PROBLEM DESCRIPTION ▸
Update the entries from the first one through the line containing "mandata-value: 3 — [429, 53, 435, 63]" by replacing every "party-name-line" with "party-name-row" and leaving everything else unchanged. Return only those lines.

Start of TASK MATERIAL

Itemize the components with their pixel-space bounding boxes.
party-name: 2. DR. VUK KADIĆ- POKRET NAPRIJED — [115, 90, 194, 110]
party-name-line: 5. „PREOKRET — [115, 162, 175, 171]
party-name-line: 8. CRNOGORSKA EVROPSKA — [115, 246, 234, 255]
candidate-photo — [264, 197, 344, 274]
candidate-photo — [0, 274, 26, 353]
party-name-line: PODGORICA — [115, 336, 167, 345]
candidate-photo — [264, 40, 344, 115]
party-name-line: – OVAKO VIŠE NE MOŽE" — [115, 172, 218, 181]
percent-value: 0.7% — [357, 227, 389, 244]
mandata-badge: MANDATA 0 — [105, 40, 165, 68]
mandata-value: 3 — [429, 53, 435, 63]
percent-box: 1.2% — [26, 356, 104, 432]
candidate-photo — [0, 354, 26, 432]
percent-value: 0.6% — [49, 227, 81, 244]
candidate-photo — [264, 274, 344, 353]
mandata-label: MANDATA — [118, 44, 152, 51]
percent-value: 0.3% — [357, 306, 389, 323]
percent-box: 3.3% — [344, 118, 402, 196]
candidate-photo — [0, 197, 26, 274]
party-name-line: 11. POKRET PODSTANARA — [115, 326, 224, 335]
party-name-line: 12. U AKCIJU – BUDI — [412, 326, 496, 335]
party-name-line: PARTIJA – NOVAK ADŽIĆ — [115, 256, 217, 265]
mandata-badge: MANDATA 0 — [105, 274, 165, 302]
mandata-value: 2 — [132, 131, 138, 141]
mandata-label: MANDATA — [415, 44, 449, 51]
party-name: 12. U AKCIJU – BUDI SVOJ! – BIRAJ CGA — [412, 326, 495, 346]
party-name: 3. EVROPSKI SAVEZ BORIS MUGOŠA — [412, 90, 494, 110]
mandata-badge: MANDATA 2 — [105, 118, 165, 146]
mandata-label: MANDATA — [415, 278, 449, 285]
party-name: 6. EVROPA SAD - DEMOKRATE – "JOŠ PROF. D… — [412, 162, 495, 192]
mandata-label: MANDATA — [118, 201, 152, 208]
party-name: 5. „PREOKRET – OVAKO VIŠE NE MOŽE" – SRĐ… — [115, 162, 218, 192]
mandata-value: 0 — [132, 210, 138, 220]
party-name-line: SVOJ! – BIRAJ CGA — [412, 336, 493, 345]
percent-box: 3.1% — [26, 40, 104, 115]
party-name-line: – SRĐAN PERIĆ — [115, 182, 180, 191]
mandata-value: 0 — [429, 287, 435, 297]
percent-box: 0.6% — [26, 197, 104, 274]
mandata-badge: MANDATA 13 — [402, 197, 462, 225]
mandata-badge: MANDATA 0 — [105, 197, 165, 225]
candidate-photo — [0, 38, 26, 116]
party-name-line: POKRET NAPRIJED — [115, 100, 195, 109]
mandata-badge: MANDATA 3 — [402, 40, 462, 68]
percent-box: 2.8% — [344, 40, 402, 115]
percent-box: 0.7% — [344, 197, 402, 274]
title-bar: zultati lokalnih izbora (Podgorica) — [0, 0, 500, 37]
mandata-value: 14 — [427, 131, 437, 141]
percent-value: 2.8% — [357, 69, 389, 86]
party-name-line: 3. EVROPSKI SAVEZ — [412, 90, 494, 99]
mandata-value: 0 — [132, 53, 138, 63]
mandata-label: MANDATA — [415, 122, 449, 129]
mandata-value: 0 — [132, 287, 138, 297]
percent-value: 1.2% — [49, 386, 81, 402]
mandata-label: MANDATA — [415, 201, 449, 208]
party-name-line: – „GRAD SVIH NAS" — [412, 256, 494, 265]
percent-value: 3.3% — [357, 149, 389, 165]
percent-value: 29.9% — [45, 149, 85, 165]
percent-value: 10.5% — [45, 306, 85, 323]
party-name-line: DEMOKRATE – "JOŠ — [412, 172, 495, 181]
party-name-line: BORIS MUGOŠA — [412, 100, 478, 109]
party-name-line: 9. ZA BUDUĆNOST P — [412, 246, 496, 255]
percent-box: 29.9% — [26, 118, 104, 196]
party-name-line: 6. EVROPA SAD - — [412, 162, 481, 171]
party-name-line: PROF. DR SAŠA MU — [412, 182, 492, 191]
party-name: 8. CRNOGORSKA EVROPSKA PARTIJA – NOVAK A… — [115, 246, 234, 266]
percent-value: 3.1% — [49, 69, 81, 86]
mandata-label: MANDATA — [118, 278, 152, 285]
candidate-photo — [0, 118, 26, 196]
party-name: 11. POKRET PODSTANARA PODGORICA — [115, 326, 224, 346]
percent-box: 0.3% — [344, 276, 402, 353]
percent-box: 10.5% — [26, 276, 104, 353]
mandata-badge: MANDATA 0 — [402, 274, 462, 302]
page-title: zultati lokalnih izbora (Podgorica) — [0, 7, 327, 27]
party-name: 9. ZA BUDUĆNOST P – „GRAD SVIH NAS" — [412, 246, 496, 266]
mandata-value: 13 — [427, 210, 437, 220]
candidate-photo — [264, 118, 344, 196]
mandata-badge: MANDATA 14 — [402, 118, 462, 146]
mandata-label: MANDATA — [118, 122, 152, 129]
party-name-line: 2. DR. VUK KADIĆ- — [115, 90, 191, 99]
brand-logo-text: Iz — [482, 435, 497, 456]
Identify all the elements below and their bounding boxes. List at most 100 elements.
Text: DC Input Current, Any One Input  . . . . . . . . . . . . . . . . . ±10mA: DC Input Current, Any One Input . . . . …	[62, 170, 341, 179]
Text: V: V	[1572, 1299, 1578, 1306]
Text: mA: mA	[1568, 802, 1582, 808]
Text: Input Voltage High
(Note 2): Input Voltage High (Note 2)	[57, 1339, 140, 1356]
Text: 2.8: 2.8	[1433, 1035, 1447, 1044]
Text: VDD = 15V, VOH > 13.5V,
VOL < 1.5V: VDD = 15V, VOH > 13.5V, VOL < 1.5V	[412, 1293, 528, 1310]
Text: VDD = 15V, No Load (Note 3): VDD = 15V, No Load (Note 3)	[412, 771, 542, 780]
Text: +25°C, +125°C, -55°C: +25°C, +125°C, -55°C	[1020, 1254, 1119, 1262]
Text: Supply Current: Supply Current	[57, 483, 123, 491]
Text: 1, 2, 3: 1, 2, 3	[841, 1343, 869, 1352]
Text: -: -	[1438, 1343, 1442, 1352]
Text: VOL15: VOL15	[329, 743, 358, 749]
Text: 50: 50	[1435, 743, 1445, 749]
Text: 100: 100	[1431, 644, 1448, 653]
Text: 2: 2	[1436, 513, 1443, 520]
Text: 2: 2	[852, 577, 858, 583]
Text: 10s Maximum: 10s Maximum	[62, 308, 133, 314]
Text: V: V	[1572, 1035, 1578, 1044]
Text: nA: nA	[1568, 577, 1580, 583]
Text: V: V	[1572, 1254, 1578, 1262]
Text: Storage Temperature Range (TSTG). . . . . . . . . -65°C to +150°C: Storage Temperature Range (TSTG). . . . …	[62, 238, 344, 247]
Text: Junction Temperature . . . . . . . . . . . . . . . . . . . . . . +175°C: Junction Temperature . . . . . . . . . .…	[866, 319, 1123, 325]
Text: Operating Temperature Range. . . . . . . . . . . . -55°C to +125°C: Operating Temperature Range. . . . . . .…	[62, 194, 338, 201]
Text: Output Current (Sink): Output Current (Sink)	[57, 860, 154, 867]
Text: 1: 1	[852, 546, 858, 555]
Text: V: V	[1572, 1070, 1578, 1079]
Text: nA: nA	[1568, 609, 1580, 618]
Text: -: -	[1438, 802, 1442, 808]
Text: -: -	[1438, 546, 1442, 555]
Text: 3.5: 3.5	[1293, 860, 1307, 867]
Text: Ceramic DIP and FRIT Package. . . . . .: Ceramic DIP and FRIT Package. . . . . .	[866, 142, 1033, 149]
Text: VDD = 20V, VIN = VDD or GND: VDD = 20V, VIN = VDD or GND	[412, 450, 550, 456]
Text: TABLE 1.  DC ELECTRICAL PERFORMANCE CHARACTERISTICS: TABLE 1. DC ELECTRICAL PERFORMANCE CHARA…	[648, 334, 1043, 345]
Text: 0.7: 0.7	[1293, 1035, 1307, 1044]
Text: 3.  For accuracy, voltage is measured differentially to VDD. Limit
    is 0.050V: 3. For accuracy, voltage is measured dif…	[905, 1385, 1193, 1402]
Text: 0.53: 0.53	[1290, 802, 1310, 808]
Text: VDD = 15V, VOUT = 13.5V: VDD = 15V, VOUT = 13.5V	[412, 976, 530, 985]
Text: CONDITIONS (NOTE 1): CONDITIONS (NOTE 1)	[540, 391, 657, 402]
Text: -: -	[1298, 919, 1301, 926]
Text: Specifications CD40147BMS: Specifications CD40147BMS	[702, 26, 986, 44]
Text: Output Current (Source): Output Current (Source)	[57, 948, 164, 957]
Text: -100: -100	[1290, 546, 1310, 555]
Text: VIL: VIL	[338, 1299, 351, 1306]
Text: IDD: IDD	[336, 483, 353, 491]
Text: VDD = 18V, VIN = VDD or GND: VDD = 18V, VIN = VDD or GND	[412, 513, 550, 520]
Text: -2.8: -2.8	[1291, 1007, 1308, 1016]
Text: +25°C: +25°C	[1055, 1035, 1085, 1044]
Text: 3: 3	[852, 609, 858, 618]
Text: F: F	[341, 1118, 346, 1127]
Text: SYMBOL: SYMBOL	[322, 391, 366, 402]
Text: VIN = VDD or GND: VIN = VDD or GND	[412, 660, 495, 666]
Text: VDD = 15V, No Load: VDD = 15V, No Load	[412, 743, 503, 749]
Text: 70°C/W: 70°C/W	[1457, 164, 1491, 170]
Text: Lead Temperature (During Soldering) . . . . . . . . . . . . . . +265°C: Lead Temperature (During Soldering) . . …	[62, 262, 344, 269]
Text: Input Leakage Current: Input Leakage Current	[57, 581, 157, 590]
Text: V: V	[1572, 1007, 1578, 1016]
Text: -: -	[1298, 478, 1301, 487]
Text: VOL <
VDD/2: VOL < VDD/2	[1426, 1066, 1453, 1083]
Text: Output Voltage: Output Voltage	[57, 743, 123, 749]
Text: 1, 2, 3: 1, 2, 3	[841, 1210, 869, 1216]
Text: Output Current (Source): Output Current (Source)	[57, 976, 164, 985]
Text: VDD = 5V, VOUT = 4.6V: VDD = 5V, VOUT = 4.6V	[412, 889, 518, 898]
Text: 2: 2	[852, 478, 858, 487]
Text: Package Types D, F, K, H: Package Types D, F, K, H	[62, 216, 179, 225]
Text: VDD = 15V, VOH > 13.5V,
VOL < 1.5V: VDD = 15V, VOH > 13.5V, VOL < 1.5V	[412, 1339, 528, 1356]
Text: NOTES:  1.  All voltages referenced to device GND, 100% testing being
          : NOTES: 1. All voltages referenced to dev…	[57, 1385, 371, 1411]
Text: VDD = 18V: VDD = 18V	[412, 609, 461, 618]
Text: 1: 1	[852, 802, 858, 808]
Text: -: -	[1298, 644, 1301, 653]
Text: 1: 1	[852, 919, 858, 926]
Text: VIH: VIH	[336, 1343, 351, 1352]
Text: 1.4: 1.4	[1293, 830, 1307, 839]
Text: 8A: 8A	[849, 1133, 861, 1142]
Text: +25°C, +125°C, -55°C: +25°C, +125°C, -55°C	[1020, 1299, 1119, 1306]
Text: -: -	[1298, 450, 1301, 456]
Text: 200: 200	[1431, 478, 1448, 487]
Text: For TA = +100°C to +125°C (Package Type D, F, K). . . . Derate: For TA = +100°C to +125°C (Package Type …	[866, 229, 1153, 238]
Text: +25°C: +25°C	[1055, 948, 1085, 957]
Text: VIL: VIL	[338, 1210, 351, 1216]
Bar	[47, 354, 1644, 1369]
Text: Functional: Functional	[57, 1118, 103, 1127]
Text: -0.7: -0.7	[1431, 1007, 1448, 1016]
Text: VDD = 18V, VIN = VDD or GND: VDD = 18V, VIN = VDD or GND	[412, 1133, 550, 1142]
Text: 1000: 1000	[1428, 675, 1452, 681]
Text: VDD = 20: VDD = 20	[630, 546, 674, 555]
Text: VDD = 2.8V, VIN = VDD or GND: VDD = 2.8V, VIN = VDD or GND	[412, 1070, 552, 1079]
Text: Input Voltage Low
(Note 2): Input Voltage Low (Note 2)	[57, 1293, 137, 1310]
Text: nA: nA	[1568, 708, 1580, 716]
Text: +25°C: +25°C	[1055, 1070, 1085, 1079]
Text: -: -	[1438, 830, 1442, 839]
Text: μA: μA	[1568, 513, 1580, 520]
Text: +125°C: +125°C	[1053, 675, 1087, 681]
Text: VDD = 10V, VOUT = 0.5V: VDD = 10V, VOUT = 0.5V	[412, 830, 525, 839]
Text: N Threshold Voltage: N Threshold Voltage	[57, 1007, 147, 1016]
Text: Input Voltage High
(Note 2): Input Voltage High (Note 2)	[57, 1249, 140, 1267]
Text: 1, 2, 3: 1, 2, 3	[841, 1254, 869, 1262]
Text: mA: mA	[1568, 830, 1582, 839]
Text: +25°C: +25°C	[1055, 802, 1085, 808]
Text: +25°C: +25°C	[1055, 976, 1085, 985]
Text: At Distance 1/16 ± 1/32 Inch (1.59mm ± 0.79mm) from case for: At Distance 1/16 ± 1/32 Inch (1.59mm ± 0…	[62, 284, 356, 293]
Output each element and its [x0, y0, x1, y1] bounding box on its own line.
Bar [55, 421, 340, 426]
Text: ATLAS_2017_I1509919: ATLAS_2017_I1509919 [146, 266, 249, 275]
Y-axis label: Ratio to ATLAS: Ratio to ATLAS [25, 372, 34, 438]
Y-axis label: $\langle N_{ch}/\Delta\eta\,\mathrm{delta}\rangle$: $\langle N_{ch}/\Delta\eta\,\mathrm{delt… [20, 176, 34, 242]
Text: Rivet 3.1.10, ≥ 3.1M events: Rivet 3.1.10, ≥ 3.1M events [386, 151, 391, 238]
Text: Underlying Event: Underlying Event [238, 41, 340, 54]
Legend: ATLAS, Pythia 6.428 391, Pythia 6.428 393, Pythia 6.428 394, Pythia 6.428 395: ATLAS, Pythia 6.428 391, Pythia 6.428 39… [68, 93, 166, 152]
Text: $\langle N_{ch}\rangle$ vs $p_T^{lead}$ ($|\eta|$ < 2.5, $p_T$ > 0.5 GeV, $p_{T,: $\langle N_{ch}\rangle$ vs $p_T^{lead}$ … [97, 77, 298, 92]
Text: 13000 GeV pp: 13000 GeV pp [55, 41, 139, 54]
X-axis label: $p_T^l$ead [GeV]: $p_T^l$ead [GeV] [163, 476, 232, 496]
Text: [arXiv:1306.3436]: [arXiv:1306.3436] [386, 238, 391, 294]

End of TASK MATERIAL

SOLVED EXERCISE ▸
Itemize the components with their pixel-space bounding boxes.
party-name: 2. DR. VUK KADIĆ- POKRET NAPRIJED — [115, 90, 194, 110]
party-name-row: 5. „PREOKRET — [115, 162, 175, 171]
party-name-row: 8. CRNOGORSKA EVROPSKA — [115, 246, 234, 255]
candidate-photo — [264, 197, 344, 274]
candidate-photo — [0, 274, 26, 353]
party-name-row: PODGORICA — [115, 336, 167, 345]
candidate-photo — [264, 40, 344, 115]
party-name-row: – OVAKO VIŠE NE MOŽE" — [115, 172, 218, 181]
percent-value: 0.7% — [357, 227, 389, 244]
mandata-badge: MANDATA 0 — [105, 40, 165, 68]
mandata-value: 3 — [429, 53, 435, 63]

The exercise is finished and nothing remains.